** Start SUPPLIED RECORDS **

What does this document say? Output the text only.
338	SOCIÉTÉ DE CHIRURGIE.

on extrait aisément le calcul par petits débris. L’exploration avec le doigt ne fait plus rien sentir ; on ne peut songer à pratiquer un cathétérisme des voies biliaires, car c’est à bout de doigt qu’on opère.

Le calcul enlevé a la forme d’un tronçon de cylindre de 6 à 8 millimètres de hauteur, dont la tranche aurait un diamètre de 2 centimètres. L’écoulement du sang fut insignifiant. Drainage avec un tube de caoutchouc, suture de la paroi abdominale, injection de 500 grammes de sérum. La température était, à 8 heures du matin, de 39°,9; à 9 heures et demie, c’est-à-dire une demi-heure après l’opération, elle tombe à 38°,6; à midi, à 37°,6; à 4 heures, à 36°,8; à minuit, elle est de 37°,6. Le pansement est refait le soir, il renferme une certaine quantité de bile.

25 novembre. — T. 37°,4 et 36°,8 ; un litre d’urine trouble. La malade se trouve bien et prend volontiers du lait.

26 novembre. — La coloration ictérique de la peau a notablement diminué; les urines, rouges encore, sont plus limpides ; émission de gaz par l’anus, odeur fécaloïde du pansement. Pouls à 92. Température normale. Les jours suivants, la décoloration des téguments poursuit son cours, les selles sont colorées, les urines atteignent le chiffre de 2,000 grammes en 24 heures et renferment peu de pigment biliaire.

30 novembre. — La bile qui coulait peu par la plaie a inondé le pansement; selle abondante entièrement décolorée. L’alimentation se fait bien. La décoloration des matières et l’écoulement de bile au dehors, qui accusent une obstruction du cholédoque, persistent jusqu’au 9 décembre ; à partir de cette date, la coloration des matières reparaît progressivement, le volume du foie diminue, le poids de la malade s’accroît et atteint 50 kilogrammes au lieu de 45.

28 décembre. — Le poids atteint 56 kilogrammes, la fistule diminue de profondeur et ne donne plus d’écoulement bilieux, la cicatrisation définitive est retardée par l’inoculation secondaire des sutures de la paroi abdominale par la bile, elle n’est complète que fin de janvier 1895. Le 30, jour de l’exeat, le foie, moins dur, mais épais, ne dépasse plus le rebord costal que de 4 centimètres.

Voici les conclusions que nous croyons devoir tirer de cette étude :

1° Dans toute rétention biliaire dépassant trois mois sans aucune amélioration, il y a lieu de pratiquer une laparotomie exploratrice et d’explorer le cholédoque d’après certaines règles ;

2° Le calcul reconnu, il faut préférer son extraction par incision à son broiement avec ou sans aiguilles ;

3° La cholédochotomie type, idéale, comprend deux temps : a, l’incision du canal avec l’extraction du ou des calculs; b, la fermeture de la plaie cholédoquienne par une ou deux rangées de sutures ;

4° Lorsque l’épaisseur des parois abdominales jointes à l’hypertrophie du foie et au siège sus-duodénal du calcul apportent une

** End SUPPLIED RECORDS **

_AIM OF THE TASK_. Select the lines from the entries that include the word "écoulement".

_EXERCISE RESULT_.
Le calcul enlevé a la forme d’un tronçon de cylindre de 6 à 8 millimètres de hauteur, dont la tranche aurait un diamètre de 2 centimètres. L’écoulement du sang fut insignifiant. Drainage avec un tube de caoutchouc, suture de la paroi abdominale, injection de 500 grammes de sérum. La température était, à 8 heures du matin, de 39°,9; à 9 heures et demie, c’est-à-dire une demi-heure après l’opération, elle tombe à 38°,6; à midi, à 37°,6; à 4 heures, à 36°,8; à minuit, elle est de 37°,6. Le pansement est refait le soir, il renferme une certaine quantité de bile.
30 novembre. — La bile qui coulait peu par la plaie a inondé le pansement; selle abondante entièrement décolorée. L’alimentation se fait bien. La décoloration des matières et l’écoulement de bile au dehors, qui accusent une obstruction du cholédoque, persistent jusqu’au 9 décembre ; à partir de cette date, la coloration des matières reparaît progressivement, le volume du foie diminue, le poids de la malade s’accroît et atteint 50 kilogrammes au lieu de 45.
28 décembre. — Le poids atteint 56 kilogrammes, la fistule diminue de profondeur et ne donne plus d’écoulement bilieux, la cicatrisation définitive est retardée par l’inoculation secondaire des sutures de la paroi abdominale par la bile, elle n’est complète que fin de janvier 1895. Le 30, jour de l’exeat, le foie, moins dur, mais épais, ne dépasse plus le rebord costal que de 4 centimètres.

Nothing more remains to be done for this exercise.